▶ _THE EXERCISE_: Output the data word for word, dropping every image.
>> Begin DATASET
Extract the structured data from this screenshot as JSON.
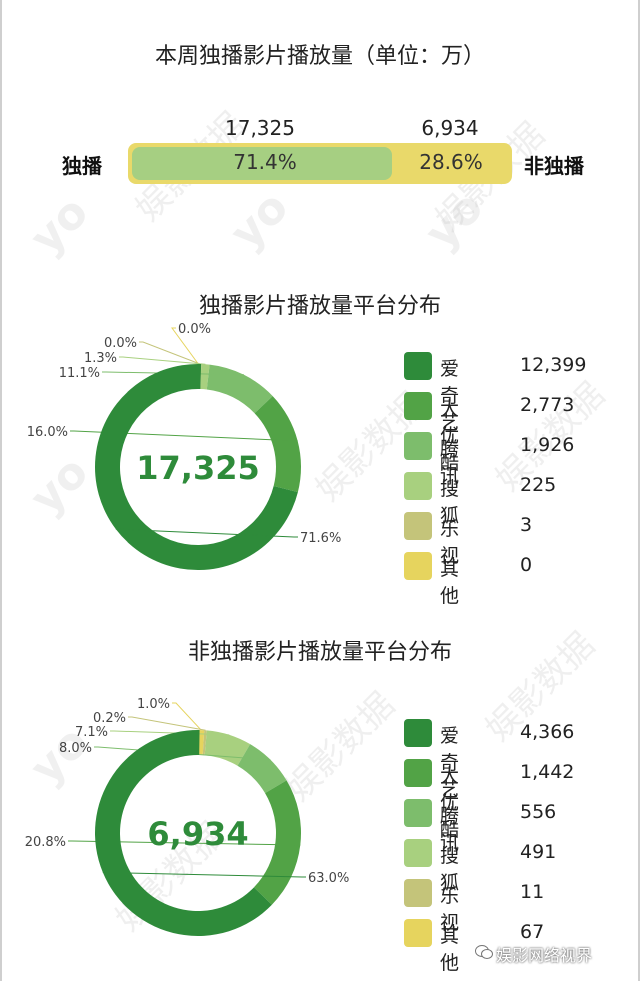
{
  "watermark": {
    "text": "娱影数据",
    "logo": "yo"
  },
  "brand": {
    "text": "娱影网络视界",
    "icon": "wechat-icon"
  },
  "summary": {
    "title": "本周独播影片播放量（单位：万）",
    "left_label": "独播",
    "right_label": "非独播",
    "exclusive_value": "17,325",
    "nonexclusive_value": "6,934",
    "exclusive_pct": "71.4%",
    "nonexclusive_pct": "28.6%",
    "exclusive_fraction": 0.714
  },
  "chart_data": [
    {
      "type": "pie",
      "title": "独播影片播放量平台分布",
      "center_label": "17,325",
      "categories": [
        "爱奇艺",
        "大优酷",
        "腾讯",
        "搜狐",
        "乐视",
        "其他"
      ],
      "values": [
        12399,
        2773,
        1926,
        225,
        3,
        0
      ],
      "value_labels": [
        "12,399",
        "2,773",
        "1,926",
        "225",
        "3",
        "0"
      ],
      "percent_labels": [
        "71.6%",
        "16.0%",
        "11.1%",
        "1.3%",
        "0.0%",
        "0.0%"
      ],
      "colors": [
        "#2e8b3a",
        "#52a346",
        "#7dbd6c",
        "#a8d07f",
        "#c4c47a",
        "#e6d45e"
      ],
      "legend": "right"
    },
    {
      "type": "pie",
      "title": "非独播影片播放量平台分布",
      "center_label": "6,934",
      "categories": [
        "爱奇艺",
        "大优酷",
        "腾讯",
        "搜狐",
        "乐视",
        "其他"
      ],
      "values": [
        4366,
        1442,
        556,
        491,
        11,
        67
      ],
      "value_labels": [
        "4,366",
        "1,442",
        "556",
        "491",
        "11",
        "67"
      ],
      "percent_labels": [
        "63.0%",
        "20.8%",
        "8.0%",
        "7.1%",
        "0.2%",
        "1.0%"
      ],
      "colors": [
        "#2e8b3a",
        "#52a346",
        "#7dbd6c",
        "#a8d07f",
        "#c4c47a",
        "#e6d45e"
      ],
      "legend": "right"
    }
  ]
}
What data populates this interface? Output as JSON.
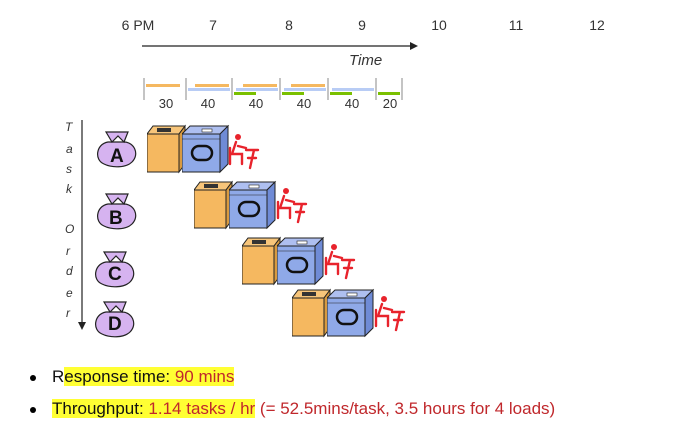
{
  "timeline": {
    "hours": [
      "6 PM",
      "7",
      "8",
      "9",
      "10",
      "11",
      "12"
    ],
    "time_label": "Time",
    "durations": [
      "30",
      "40",
      "40",
      "40",
      "40",
      "20"
    ]
  },
  "task_order_label": [
    "T",
    "a",
    "s",
    "k",
    "O",
    "r",
    "d",
    "e",
    "r"
  ],
  "tasks": [
    {
      "letter": "A"
    },
    {
      "letter": "B"
    },
    {
      "letter": "C"
    },
    {
      "letter": "D"
    }
  ],
  "colors": {
    "washer": "#f5b860",
    "dryer": "#8fa9e8",
    "folder": "#e8232c",
    "bag": "#d6b3f0",
    "wash_bar": "#f5b860",
    "dry_bar": "#b8ccf5",
    "fold_bar": "#7ac000",
    "highlight": "#ffff33"
  },
  "bullets": {
    "response_prefix": "R",
    "response_label": "esponse time: ",
    "response_value": "90 mins",
    "throughput_label": "Throughput: ",
    "throughput_value": "1.14 tasks / hr",
    "throughput_detail": " (= 52.5mins/task, 3.5 hours for 4 loads)"
  }
}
>> End DATASET
▶ _TASK ANSWER_:
Extract the structured data from this screenshot as JSON.
{
  "watermark": {
    "text": "娱影数据",
    "logo": "yo"
  },
  "brand": {
    "text": "娱影网络视界",
    "icon": "wechat-icon"
  },
  "summary": {
    "title": "本周独播影片播放量（单位：万）",
    "left_label": "独播",
    "right_label": "非独播",
    "exclusive_value": "17,325",
    "nonexclusive_value": "6,934",
    "exclusive_pct": "71.4%",
    "nonexclusive_pct": "28.6%",
    "exclusive_fraction": 0.714
  },
  "chart_data": [
    {
      "type": "pie",
      "title": "独播影片播放量平台分布",
      "center_label": "17,325",
      "categories": [
        "爱奇艺",
        "大优酷",
        "腾讯",
        "搜狐",
        "乐视",
        "其他"
      ],
      "values": [
        12399,
        2773,
        1926,
        225,
        3,
        0
      ],
      "value_labels": [
        "12,399",
        "2,773",
        "1,926",
        "225",
        "3",
        "0"
      ],
      "percent_labels": [
        "71.6%",
        "16.0%",
        "11.1%",
        "1.3%",
        "0.0%",
        "0.0%"
      ],
      "colors": [
        "#2e8b3a",
        "#52a346",
        "#7dbd6c",
        "#a8d07f",
        "#c4c47a",
        "#e6d45e"
      ],
      "legend": "right"
    },
    {
      "type": "pie",
      "title": "非独播影片播放量平台分布",
      "center_label": "6,934",
      "categories": [
        "爱奇艺",
        "大优酷",
        "腾讯",
        "搜狐",
        "乐视",
        "其他"
      ],
      "values": [
        4366,
        1442,
        556,
        491,
        11,
        67
      ],
      "value_labels": [
        "4,366",
        "1,442",
        "556",
        "491",
        "11",
        "67"
      ],
      "percent_labels": [
        "63.0%",
        "20.8%",
        "8.0%",
        "7.1%",
        "0.2%",
        "1.0%"
      ],
      "colors": [
        "#2e8b3a",
        "#52a346",
        "#7dbd6c",
        "#a8d07f",
        "#c4c47a",
        "#e6d45e"
      ],
      "legend": "right"
    }
  ]
}
What data populates this interface? Output as JSON.
{
  "timeline": {
    "hours": [
      "6 PM",
      "7",
      "8",
      "9",
      "10",
      "11",
      "12"
    ],
    "time_label": "Time",
    "durations": [
      "30",
      "40",
      "40",
      "40",
      "40",
      "20"
    ]
  },
  "task_order_label": [
    "T",
    "a",
    "s",
    "k",
    "O",
    "r",
    "d",
    "e",
    "r"
  ],
  "tasks": [
    {
      "letter": "A"
    },
    {
      "letter": "B"
    },
    {
      "letter": "C"
    },
    {
      "letter": "D"
    }
  ],
  "colors": {
    "washer": "#f5b860",
    "dryer": "#8fa9e8",
    "folder": "#e8232c",
    "bag": "#d6b3f0",
    "wash_bar": "#f5b860",
    "dry_bar": "#b8ccf5",
    "fold_bar": "#7ac000",
    "highlight": "#ffff33"
  },
  "bullets": {
    "response_prefix": "R",
    "response_label": "esponse time: ",
    "response_value": "90 mins",
    "throughput_label": "Throughput: ",
    "throughput_value": "1.14 tasks / hr",
    "throughput_detail": " (= 52.5mins/task, 3.5 hours for 4 loads)"
  }
}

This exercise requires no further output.